** Start DATASET RECORDS **

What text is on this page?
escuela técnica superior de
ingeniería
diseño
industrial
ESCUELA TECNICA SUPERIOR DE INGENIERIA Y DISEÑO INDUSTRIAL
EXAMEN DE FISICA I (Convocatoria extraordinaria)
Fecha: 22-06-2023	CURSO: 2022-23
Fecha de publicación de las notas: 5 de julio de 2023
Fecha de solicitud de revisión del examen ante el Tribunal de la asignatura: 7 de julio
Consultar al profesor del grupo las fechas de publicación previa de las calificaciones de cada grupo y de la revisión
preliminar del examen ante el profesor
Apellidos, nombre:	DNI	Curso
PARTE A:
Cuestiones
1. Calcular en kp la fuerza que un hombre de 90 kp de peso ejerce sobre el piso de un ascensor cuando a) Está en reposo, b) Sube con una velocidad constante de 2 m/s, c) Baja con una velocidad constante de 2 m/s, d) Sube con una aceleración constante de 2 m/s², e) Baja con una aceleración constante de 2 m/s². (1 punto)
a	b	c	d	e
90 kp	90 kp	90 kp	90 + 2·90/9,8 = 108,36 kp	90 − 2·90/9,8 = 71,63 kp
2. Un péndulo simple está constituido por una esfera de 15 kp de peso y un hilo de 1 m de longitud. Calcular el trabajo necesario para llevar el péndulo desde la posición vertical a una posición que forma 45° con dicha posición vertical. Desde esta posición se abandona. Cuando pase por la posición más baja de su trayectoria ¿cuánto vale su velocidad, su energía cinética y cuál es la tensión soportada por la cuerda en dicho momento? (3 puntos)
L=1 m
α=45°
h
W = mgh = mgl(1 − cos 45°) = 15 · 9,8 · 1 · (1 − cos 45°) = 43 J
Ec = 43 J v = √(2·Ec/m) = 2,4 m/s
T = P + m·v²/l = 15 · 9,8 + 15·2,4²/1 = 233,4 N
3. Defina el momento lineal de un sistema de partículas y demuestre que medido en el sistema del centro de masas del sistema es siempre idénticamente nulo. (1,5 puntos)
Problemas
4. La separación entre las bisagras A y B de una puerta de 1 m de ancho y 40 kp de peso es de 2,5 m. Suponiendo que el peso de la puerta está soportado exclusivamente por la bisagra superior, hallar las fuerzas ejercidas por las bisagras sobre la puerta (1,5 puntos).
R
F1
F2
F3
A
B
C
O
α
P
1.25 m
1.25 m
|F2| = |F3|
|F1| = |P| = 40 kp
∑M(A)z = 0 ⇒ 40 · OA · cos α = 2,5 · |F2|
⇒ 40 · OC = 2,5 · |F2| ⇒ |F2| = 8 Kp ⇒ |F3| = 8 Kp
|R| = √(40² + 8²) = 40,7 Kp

** End DATASET RECORDS **

> **AIM OF THE EXERCISE**
Write out the full set of records exactly as given.

> **THE ANSWER**
What text is on this page?
escuela técnica superior de
ingeniería
diseño
industrial
ESCUELA TECNICA SUPERIOR DE INGENIERIA Y DISEÑO INDUSTRIAL
EXAMEN DE FISICA I (Convocatoria extraordinaria)
Fecha: 22-06-2023	CURSO: 2022-23
Fecha de publicación de las notas: 5 de julio de 2023
Fecha de solicitud de revisión del examen ante el Tribunal de la asignatura: 7 de julio
Consultar al profesor del grupo las fechas de publicación previa de las calificaciones de cada grupo y de la revisión
preliminar del examen ante el profesor
Apellidos, nombre:	DNI	Curso
PARTE A:
Cuestiones
1. Calcular en kp la fuerza que un hombre de 90 kp de peso ejerce sobre el piso de un ascensor cuando a) Está en reposo, b) Sube con una velocidad constante de 2 m/s, c) Baja con una velocidad constante de 2 m/s, d) Sube con una aceleración constante de 2 m/s², e) Baja con una aceleración constante de 2 m/s². (1 punto)
a	b	c	d	e
90 kp	90 kp	90 kp	90 + 2·90/9,8 = 108,36 kp	90 − 2·90/9,8 = 71,63 kp
2. Un péndulo simple está constituido por una esfera de 15 kp de peso y un hilo de 1 m de longitud. Calcular el trabajo necesario para llevar el péndulo desde la posición vertical a una posición que forma 45° con dicha posición vertical. Desde esta posición se abandona. Cuando pase por la posición más baja de su trayectoria ¿cuánto vale su velocidad, su energía cinética y cuál es la tensión soportada por la cuerda en dicho momento? (3 puntos)
L=1 m
α=45°
h
W = mgh = mgl(1 − cos 45°) = 15 · 9,8 · 1 · (1 − cos 45°) = 43 J
Ec = 43 J v = √(2·Ec/m) = 2,4 m/s
T = P + m·v²/l = 15 · 9,8 + 15·2,4²/1 = 233,4 N
3. Defina el momento lineal de un sistema de partículas y demuestre que medido en el sistema del centro de masas del sistema es siempre idénticamente nulo. (1,5 puntos)
Problemas
4. La separación entre las bisagras A y B de una puerta de 1 m de ancho y 40 kp de peso es de 2,5 m. Suponiendo que el peso de la puerta está soportado exclusivamente por la bisagra superior, hallar las fuerzas ejercidas por las bisagras sobre la puerta (1,5 puntos).
R
F1
F2
F3
A
B
C
O
α
P
1.25 m
1.25 m
|F2| = |F3|
|F1| = |P| = 40 kp
∑M(A)z = 0 ⇒ 40 · OA · cos α = 2,5 · |F2|
⇒ 40 · OC = 2,5 · |F2| ⇒ |F2| = 8 Kp ⇒ |F3| = 8 Kp
|R| = √(40² + 8²) = 40,7 Kp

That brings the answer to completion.